● **YOUR TASK**
Extract and list every line that contains the word "Detection".
--------------------------------
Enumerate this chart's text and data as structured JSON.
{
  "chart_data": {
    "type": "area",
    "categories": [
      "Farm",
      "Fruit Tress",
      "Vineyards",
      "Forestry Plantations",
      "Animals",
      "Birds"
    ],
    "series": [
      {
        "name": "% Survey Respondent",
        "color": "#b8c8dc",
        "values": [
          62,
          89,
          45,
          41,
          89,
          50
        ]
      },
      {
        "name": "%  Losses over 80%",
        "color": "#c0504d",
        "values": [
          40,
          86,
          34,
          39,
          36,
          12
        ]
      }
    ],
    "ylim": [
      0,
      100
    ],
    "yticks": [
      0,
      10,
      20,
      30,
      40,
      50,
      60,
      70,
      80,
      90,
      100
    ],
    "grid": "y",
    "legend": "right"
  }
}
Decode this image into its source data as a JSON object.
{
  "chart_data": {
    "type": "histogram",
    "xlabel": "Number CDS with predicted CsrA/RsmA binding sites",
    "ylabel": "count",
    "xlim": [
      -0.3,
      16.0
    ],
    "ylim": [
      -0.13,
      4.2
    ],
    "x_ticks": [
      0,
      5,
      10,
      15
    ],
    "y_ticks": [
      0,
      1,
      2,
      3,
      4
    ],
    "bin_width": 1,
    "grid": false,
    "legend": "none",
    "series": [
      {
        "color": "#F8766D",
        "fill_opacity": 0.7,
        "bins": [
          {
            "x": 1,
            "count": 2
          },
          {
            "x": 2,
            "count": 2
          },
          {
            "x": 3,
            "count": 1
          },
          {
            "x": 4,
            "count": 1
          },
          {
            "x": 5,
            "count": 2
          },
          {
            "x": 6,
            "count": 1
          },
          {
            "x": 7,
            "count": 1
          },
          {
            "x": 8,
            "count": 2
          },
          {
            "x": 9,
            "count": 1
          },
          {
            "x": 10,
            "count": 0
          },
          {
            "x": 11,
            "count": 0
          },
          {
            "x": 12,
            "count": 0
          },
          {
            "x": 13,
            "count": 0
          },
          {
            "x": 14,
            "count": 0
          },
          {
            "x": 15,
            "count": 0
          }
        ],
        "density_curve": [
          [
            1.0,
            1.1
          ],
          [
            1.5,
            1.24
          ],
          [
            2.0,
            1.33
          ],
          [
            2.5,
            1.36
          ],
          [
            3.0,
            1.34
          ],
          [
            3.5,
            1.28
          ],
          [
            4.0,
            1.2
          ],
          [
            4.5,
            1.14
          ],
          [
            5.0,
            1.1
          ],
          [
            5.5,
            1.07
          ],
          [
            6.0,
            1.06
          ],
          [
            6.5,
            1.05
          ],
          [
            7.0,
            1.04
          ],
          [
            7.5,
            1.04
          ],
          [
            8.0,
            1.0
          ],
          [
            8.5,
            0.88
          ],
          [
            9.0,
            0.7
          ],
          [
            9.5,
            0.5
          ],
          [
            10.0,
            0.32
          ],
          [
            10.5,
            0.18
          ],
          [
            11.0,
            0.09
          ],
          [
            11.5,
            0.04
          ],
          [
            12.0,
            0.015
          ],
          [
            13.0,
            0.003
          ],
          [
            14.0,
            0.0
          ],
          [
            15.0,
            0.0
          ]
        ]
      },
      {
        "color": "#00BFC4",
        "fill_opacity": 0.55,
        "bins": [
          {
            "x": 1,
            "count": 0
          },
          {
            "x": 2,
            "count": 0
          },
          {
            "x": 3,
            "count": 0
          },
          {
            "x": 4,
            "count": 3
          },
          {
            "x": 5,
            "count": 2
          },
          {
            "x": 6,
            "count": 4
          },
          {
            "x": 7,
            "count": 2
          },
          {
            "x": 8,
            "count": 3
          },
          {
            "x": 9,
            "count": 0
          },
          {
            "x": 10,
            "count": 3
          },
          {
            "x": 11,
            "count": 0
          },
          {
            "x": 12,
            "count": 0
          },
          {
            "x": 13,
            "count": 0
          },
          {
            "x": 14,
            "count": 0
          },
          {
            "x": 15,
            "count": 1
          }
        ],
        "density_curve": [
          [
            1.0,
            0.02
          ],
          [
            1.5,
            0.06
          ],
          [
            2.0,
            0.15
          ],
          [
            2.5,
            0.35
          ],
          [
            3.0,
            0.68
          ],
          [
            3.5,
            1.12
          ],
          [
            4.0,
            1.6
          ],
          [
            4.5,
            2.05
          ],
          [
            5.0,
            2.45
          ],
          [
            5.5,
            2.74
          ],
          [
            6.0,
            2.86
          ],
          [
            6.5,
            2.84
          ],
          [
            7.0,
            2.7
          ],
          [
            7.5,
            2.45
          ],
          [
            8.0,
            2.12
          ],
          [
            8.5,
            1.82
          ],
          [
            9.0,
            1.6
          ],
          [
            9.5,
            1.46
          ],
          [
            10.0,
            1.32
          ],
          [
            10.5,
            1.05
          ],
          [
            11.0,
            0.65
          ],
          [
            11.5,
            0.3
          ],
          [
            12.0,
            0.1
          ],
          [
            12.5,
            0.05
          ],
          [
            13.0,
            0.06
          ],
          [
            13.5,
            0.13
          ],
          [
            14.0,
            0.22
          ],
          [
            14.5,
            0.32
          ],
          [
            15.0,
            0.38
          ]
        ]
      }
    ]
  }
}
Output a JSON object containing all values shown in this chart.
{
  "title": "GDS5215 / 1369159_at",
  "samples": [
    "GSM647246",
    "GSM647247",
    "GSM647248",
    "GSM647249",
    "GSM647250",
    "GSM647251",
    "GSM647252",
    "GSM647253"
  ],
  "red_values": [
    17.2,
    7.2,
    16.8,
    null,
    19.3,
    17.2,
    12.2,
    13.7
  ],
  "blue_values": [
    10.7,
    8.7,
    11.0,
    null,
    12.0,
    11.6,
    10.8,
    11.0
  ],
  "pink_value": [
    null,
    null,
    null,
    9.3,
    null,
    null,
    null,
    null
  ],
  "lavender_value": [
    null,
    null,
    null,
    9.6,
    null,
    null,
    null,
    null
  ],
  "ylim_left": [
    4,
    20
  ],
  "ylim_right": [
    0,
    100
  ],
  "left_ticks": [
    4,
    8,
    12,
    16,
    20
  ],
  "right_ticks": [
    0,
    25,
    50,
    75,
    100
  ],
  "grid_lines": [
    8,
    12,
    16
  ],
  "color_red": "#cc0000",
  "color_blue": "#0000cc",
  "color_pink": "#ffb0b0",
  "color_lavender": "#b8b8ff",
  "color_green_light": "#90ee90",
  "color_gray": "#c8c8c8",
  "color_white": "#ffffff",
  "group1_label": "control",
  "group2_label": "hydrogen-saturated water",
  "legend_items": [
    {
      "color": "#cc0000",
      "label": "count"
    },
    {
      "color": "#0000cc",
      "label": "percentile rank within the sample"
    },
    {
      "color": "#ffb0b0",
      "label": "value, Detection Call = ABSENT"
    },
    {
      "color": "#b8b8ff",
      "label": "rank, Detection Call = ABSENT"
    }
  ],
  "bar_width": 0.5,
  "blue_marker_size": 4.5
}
--------------------------------
● **FINAL RESULT**
      "label": "value, Detection Call = ABSENT"
      "label": "rank, Detection Call = ABSENT"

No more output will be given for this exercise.